WHAT YOU WILL DO: Pull out from the material below all lines with "Hilfsarbeiter".

DATASET ENTRIES:
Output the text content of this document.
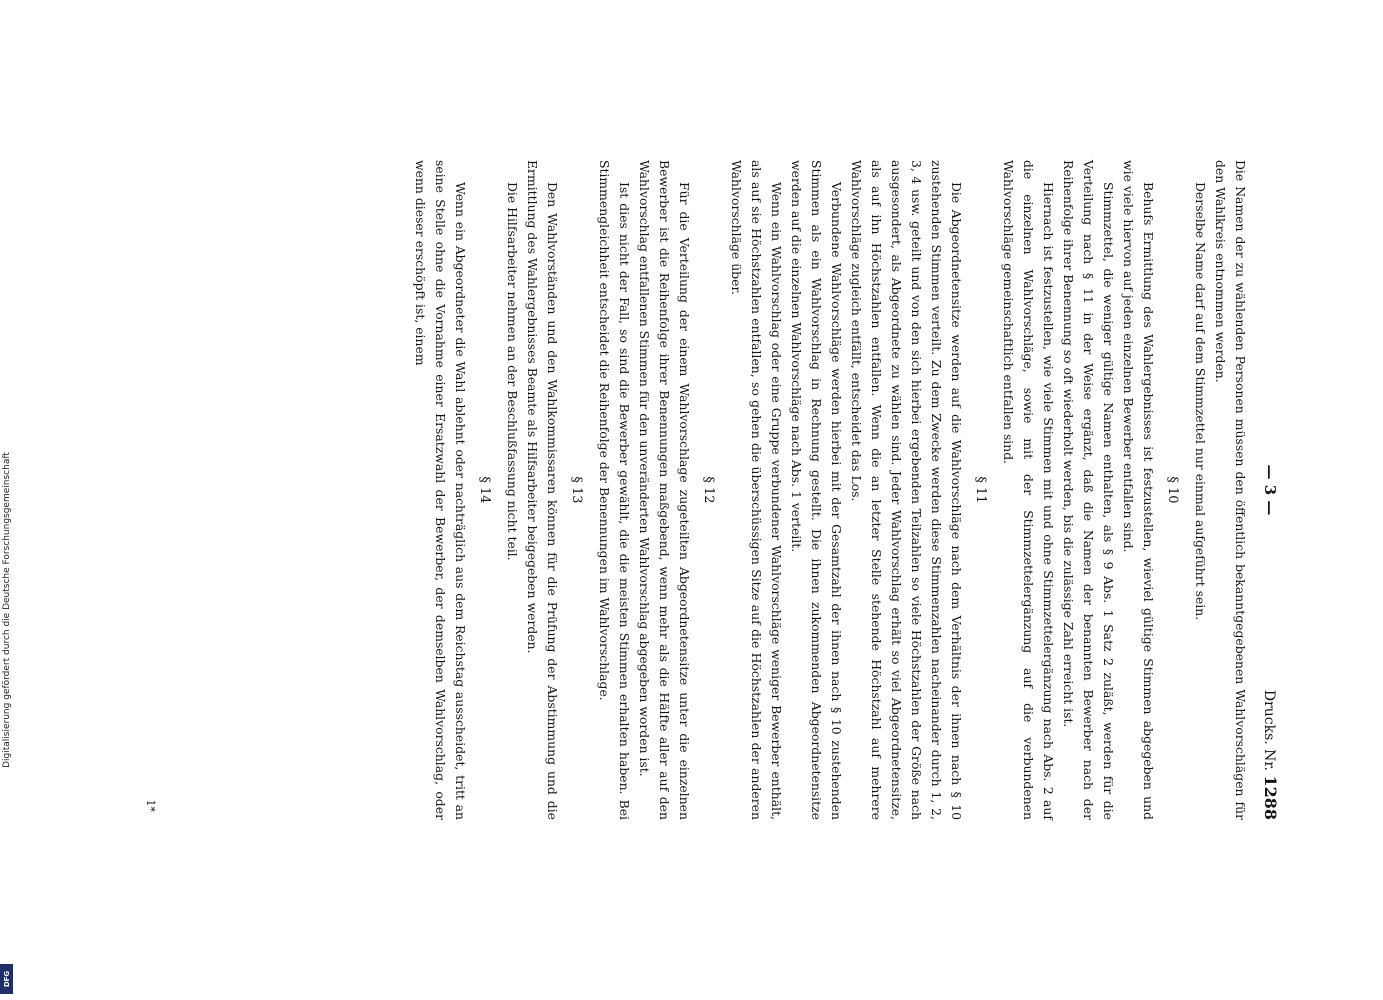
Digitalisierung gefördert durch die Deutsche Forschungsgemeinschaft
DFG
— 3 —
Drucks. Nr. 1288

Die Namen der zu wählenden Personen müssen den öffentlich bekanntgegebenen Wahlvorschlägen für den Wahlkreis entnommen werden.

Derselbe Name darf auf dem Stimmzettel nur einmal aufgeführt sein.

§ 10

Behufs Ermittlung des Wahlergebnisses ist festzustellen, wieviel gültige Stimmen abgegeben und wie viele hiervon auf jeden einzelnen Bewerber entfallen sind.

Stimmzettel, die weniger gültige Namen enthalten, als § 9 Abs. 1 Satz 2 zuläßt, werden für die Verteilung nach § 11 in der Weise ergänzt, daß die Namen der benannten Bewerber nach der Reihenfolge ihrer Benennung so oft wiederholt werden, bis die zulässige Zahl erreicht ist.

Hiernach ist festzustellen, wie viele Stimmen mit und ohne Stimmzettelergänzung nach Abs. 2 auf die einzelnen Wahlvorschläge, sowie mit der Stimmzettelergänzung auf die verbundenen Wahlvorschläge gemeinschaftlich entfallen sind.

§ 11

Die Abgeordnetensitze werden auf die Wahlvorschläge nach dem Verhältnis der ihnen nach § 10 zustehenden Stimmen verteilt. Zu dem Zwecke werden diese Stimmenzahlen nacheinander durch 1, 2, 3, 4 usw. geteilt und von den sich hierbei ergebenden Teilzahlen so viele Höchstzahlen der Größe nach ausgesondert, als Abgeordnete zu wählen sind. Jeder Wahlvorschlag erhält so viel Abgeordnetensitze, als auf ihn Höchstzahlen entfallen. Wenn die an letzter Stelle stehende Höchstzahl auf mehrere Wahlvorschläge zugleich entfällt, entscheidet das Los.

Verbundene Wahlvorschläge werden hierbei mit der Gesamtzahl der ihnen nach § 10 zustehenden Stimmen als ein Wahlvorschlag in Rechnung gestellt. Die ihnen zukommenden Abgeordnetensitze werden auf die einzelnen Wahlvorschläge nach Abs. 1 verteilt.

Wenn ein Wahlvorschlag oder eine Gruppe verbundener Wahlvorschläge weniger Bewerber enthält, als auf sie Höchstzahlen entfallen, so gehen die überschüssigen Sitze auf die Höchstzahlen der anderen Wahlvorschläge über.

§ 12

Für die Verteilung der einem Wahlvorschlage zugeteilten Abgeordnetensitze unter die einzelnen Bewerber ist die Reihenfolge ihrer Benennungen maßgebend, wenn mehr als die Hälfte aller auf den Wahlvorschlag entfallenen Stimmen für den unveränderten Wahlvorschlag abgegeben worden ist.

Ist dies nicht der Fall, so sind die Bewerber gewählt, die die meisten Stimmen erhalten haben. Bei Stimmengleichheit entscheidet die Reihenfolge der Benennungen im Wahlvorschlage.

§ 13

Den Wahlvorständen und den Wahlkommissaren können für die Prüfung der Abstimmung und die Ermittlung des Wahlergebnisses Beamte als Hilfsarbeiter beigegeben werden.

Die Hilfsarbeiter nehmen an der Beschlußfassung nicht teil.

§ 14

Wenn ein Abgeordneter die Wahl ablehnt oder nachträglich aus dem Reichstag ausscheidet, tritt an seine Stelle ohne die Vornahme einer Ersatzwahl der Bewerber, der demselben Wahlvorschlag, oder wenn dieser erschöpft ist, einem

1*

WRITTEN SOLUTION:
Den Wahlvorständen und den Wahlkommissaren können für die Prüfung der Abstimmung und die Ermittlung des Wahlergebnisses Beamte als Hilfsarbeiter beigegeben werden.
Die Hilfsarbeiter nehmen an der Beschlußfassung nicht teil.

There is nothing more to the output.